> _Task statement_
State the number of lines below in which the word "adottságok" appears. Nothing else belongs in the answer.

[Stored records]
|---|
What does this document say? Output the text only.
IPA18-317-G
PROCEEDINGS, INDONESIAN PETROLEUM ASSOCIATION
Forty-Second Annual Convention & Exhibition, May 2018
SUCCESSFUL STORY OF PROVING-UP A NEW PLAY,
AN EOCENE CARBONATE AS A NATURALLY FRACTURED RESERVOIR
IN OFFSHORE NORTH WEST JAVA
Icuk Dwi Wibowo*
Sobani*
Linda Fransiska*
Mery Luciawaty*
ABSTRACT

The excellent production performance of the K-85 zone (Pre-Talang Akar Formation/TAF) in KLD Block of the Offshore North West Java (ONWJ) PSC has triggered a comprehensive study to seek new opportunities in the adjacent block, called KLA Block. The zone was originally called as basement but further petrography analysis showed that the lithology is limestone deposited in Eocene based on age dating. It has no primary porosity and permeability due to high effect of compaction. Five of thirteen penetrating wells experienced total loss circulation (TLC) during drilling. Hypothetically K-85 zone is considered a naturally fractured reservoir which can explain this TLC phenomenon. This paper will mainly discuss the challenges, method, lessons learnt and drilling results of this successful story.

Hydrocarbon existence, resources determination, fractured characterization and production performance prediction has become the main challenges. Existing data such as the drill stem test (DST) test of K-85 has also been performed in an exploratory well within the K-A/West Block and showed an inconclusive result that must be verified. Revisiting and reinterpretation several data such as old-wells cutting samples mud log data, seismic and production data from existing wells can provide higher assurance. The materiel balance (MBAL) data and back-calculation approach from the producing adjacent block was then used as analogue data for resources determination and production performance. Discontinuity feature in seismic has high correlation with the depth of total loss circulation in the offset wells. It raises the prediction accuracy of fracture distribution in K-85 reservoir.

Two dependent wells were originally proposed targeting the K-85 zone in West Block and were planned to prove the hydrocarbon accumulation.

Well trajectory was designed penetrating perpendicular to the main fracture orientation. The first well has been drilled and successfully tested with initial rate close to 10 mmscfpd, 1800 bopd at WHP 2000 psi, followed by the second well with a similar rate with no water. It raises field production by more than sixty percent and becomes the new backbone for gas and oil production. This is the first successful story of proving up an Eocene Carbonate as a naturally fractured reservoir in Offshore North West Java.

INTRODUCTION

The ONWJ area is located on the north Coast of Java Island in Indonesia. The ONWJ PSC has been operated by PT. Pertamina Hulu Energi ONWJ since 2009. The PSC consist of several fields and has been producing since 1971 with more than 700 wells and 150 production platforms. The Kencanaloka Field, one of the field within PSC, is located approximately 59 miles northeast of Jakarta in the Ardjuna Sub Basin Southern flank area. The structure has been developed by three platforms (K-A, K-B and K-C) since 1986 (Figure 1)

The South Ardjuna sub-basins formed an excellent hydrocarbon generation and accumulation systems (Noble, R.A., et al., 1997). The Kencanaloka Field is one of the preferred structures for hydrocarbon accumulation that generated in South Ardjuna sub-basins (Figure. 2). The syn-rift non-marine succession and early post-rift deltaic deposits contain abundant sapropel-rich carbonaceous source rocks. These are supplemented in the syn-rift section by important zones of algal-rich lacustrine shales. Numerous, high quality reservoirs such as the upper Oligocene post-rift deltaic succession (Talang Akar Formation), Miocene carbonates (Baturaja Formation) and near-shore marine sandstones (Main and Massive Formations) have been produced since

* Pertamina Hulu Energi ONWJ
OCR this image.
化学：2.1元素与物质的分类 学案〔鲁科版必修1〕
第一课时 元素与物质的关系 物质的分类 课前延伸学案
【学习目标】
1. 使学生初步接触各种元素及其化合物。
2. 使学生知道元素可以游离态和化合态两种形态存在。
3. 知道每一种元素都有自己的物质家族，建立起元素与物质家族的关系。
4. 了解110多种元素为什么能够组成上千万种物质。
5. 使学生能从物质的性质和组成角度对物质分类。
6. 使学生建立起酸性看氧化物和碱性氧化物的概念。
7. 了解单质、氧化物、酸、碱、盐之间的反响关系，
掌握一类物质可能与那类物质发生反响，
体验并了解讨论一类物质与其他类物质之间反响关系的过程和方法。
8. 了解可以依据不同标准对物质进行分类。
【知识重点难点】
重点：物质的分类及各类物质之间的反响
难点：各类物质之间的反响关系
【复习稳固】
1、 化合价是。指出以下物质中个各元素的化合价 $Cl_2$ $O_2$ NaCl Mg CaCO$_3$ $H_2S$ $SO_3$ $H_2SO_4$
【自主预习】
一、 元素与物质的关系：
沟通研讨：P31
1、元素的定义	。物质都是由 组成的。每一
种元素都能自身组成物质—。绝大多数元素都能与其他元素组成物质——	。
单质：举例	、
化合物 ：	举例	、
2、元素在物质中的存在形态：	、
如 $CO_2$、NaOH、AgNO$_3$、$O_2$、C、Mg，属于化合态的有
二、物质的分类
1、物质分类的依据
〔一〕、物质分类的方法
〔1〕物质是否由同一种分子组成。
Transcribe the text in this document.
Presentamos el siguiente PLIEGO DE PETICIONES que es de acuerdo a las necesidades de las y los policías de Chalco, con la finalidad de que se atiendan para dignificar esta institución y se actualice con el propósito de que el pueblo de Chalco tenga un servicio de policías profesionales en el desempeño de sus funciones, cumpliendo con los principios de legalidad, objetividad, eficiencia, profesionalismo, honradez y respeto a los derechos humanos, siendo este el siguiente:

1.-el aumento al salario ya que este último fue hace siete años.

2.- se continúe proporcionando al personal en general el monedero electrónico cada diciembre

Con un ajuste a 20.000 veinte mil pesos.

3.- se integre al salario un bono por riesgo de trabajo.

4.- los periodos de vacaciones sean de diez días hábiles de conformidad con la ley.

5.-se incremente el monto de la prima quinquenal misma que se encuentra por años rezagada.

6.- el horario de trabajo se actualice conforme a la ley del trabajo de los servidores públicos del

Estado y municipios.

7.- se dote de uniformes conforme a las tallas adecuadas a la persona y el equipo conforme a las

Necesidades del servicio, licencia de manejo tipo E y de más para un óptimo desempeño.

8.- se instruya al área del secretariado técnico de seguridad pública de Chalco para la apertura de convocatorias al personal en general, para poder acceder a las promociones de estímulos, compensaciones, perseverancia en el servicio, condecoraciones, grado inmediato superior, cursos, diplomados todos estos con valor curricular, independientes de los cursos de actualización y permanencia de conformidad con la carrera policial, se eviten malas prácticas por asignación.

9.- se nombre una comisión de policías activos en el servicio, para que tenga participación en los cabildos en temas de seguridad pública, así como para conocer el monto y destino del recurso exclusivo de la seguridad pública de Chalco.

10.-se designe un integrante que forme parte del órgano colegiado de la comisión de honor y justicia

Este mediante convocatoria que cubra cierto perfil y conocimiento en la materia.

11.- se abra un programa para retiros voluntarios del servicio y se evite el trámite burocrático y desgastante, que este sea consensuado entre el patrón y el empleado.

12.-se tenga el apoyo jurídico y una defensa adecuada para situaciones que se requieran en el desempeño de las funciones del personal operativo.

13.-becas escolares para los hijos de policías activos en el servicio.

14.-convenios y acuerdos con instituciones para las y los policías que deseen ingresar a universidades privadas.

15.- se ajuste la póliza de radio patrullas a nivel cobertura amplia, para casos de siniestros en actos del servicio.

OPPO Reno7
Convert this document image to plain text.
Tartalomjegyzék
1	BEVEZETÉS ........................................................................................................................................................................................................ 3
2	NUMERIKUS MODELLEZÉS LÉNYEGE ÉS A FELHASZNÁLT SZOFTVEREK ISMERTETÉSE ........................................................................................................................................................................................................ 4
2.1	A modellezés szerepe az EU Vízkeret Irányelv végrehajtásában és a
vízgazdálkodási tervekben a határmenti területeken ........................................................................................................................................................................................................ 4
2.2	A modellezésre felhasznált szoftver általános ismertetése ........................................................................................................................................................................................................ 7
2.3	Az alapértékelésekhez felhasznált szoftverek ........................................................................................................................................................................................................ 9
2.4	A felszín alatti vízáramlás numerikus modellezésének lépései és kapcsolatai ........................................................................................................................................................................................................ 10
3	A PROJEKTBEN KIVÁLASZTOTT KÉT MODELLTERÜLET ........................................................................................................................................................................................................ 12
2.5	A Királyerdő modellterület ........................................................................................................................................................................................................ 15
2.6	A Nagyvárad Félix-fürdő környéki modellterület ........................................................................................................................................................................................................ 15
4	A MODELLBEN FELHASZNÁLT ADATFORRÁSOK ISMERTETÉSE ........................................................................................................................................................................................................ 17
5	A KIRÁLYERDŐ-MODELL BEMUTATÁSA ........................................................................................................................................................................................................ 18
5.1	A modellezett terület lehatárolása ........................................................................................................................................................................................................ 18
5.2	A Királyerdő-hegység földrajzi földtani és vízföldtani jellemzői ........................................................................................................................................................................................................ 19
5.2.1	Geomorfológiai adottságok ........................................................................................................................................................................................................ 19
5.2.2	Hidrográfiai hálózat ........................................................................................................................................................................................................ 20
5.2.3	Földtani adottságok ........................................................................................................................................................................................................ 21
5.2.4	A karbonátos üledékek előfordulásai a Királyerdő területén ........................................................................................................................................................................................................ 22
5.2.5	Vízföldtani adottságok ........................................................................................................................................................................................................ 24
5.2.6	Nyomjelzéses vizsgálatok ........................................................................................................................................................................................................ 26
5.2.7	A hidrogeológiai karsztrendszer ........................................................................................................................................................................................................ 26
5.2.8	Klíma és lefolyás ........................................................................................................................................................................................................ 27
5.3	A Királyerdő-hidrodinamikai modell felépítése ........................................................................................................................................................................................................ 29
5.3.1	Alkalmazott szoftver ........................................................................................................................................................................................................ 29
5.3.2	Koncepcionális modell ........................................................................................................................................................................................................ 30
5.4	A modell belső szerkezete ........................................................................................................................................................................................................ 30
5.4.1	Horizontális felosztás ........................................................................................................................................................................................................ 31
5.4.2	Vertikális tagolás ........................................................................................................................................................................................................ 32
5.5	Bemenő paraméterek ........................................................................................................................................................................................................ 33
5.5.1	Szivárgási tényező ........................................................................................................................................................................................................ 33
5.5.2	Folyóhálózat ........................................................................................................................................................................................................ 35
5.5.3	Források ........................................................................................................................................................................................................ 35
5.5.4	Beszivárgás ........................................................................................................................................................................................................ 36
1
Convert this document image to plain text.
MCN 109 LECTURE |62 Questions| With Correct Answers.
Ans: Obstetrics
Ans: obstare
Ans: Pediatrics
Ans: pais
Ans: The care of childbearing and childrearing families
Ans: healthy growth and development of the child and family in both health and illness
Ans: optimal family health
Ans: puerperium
|---|
> _Complete output_
3